(WHAT IS EXPECTED)
Copy the data precisely, character for character, and leave out every picture.

(PROVIDED INFORMATION)
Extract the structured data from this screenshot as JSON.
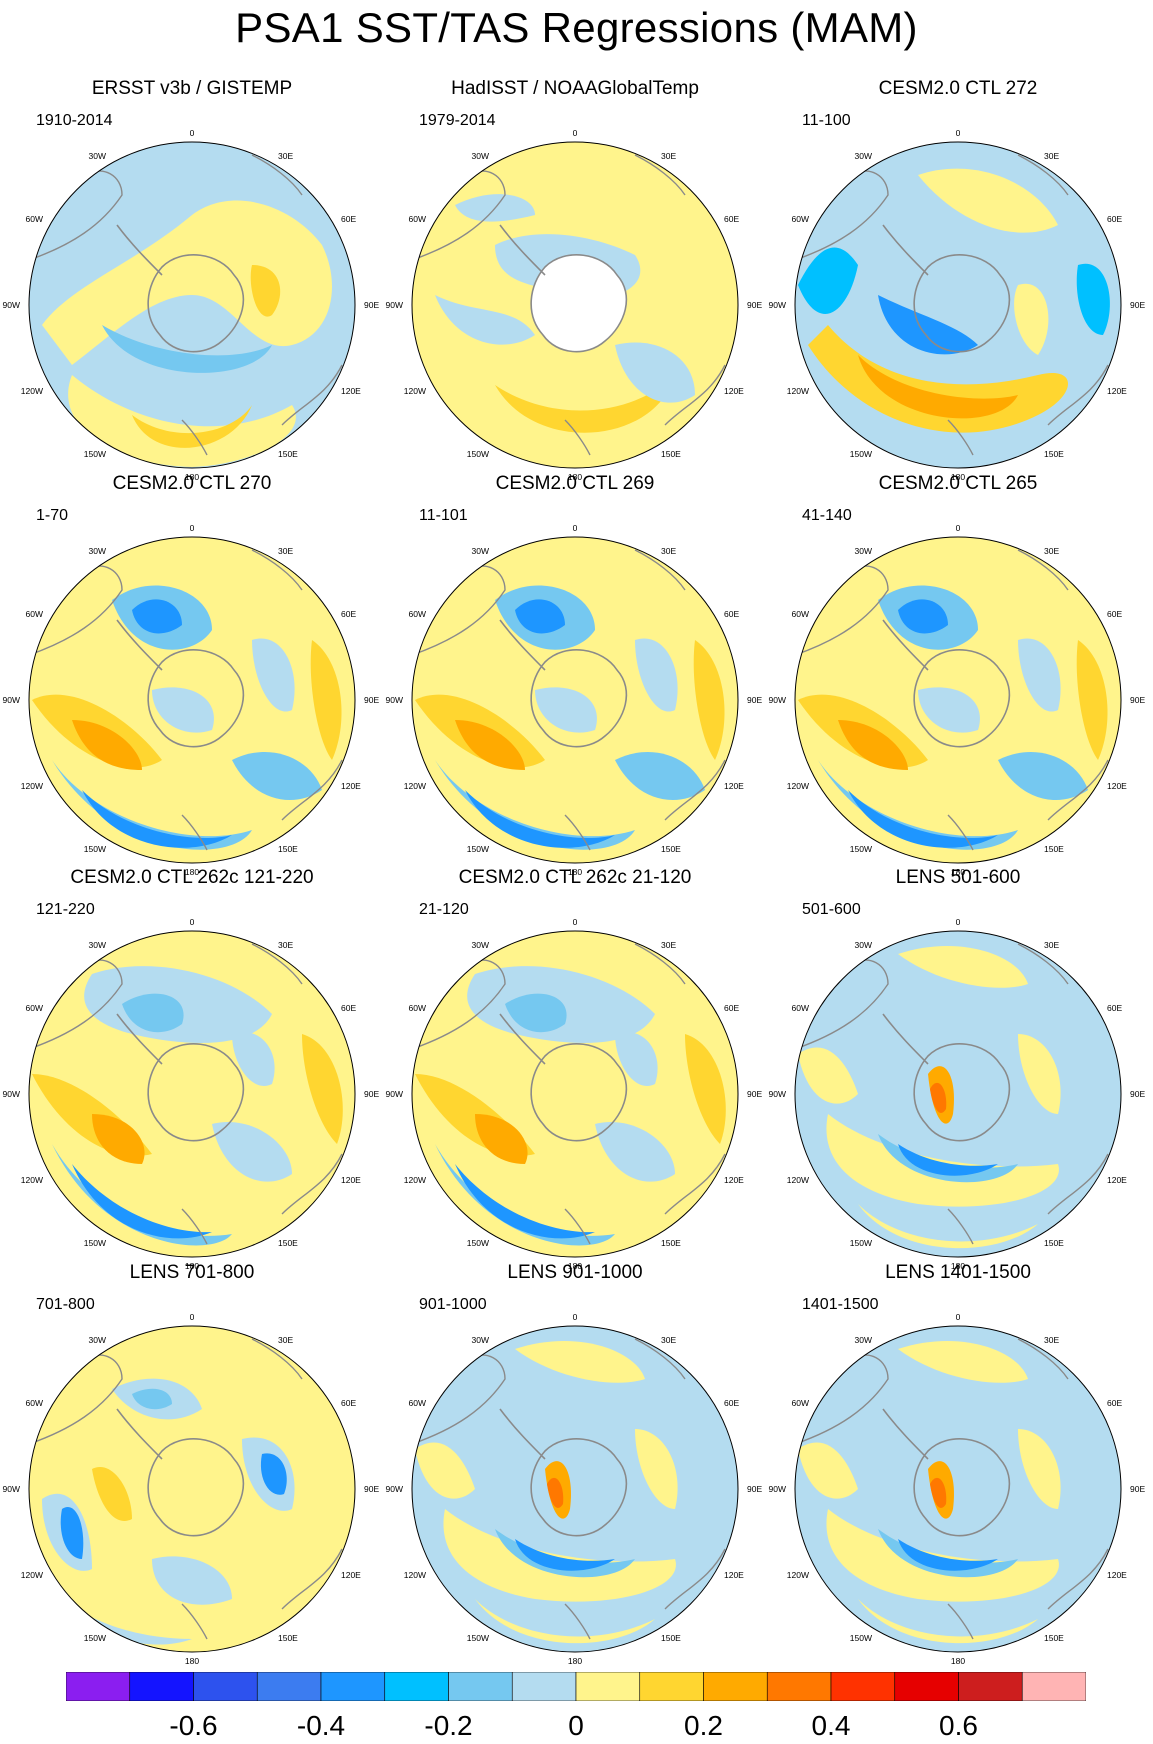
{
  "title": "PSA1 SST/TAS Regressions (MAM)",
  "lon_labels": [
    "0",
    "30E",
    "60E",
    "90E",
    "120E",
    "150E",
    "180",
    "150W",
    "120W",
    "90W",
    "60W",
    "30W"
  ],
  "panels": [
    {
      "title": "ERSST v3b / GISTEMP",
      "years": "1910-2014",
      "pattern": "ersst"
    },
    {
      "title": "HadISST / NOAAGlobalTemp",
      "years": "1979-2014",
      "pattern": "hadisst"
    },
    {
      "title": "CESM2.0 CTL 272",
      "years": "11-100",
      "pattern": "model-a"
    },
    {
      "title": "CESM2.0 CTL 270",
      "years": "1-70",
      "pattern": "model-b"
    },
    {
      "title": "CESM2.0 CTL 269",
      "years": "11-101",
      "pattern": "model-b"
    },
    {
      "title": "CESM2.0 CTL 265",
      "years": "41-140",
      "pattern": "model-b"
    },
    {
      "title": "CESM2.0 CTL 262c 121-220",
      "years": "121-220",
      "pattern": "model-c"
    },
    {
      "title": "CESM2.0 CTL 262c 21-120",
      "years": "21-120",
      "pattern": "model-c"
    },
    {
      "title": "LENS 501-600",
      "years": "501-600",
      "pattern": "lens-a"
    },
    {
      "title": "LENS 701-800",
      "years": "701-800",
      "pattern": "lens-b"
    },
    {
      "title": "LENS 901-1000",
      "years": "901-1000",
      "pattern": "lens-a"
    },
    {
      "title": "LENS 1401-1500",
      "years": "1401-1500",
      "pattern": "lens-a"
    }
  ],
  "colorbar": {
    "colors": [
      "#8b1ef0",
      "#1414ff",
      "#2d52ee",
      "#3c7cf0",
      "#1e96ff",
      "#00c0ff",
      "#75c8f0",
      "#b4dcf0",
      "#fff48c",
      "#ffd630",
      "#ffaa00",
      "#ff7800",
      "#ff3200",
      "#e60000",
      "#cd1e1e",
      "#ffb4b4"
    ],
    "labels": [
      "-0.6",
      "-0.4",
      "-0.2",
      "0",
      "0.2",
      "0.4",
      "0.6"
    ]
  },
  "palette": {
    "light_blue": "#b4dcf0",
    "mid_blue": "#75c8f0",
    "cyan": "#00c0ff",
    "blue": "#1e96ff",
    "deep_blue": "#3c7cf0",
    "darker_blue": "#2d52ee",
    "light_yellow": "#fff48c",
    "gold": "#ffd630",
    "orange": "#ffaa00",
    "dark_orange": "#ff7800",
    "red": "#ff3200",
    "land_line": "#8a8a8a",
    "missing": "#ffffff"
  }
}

(COMPLETE ANSWER)
Extract the structured data from this screenshot as JSON.
{
  "title": "PSA1 SST/TAS Regressions (MAM)",
  "lon_labels": [
    "0",
    "30E",
    "60E",
    "90E",
    "120E",
    "150E",
    "180",
    "150W",
    "120W",
    "90W",
    "60W",
    "30W"
  ],
  "panels": [
    {
      "title": "ERSST v3b / GISTEMP",
      "years": "1910-2014",
      "pattern": "ersst"
    },
    {
      "title": "HadISST / NOAAGlobalTemp",
      "years": "1979-2014",
      "pattern": "hadisst"
    },
    {
      "title": "CESM2.0 CTL 272",
      "years": "11-100",
      "pattern": "model-a"
    },
    {
      "title": "CESM2.0 CTL 270",
      "years": "1-70",
      "pattern": "model-b"
    },
    {
      "title": "CESM2.0 CTL 269",
      "years": "11-101",
      "pattern": "model-b"
    },
    {
      "title": "CESM2.0 CTL 265",
      "years": "41-140",
      "pattern": "model-b"
    },
    {
      "title": "CESM2.0 CTL 262c 121-220",
      "years": "121-220",
      "pattern": "model-c"
    },
    {
      "title": "CESM2.0 CTL 262c 21-120",
      "years": "21-120",
      "pattern": "model-c"
    },
    {
      "title": "LENS 501-600",
      "years": "501-600",
      "pattern": "lens-a"
    },
    {
      "title": "LENS 701-800",
      "years": "701-800",
      "pattern": "lens-b"
    },
    {
      "title": "LENS 901-1000",
      "years": "901-1000",
      "pattern": "lens-a"
    },
    {
      "title": "LENS 1401-1500",
      "years": "1401-1500",
      "pattern": "lens-a"
    }
  ],
  "colorbar": {
    "colors": [
      "#8b1ef0",
      "#1414ff",
      "#2d52ee",
      "#3c7cf0",
      "#1e96ff",
      "#00c0ff",
      "#75c8f0",
      "#b4dcf0",
      "#fff48c",
      "#ffd630",
      "#ffaa00",
      "#ff7800",
      "#ff3200",
      "#e60000",
      "#cd1e1e",
      "#ffb4b4"
    ],
    "labels": [
      "-0.6",
      "-0.4",
      "-0.2",
      "0",
      "0.2",
      "0.4",
      "0.6"
    ]
  },
  "palette": {
    "light_blue": "#b4dcf0",
    "mid_blue": "#75c8f0",
    "cyan": "#00c0ff",
    "blue": "#1e96ff",
    "deep_blue": "#3c7cf0",
    "darker_blue": "#2d52ee",
    "light_yellow": "#fff48c",
    "gold": "#ffd630",
    "orange": "#ffaa00",
    "dark_orange": "#ff7800",
    "red": "#ff3200",
    "land_line": "#8a8a8a",
    "missing": "#ffffff"
  }
}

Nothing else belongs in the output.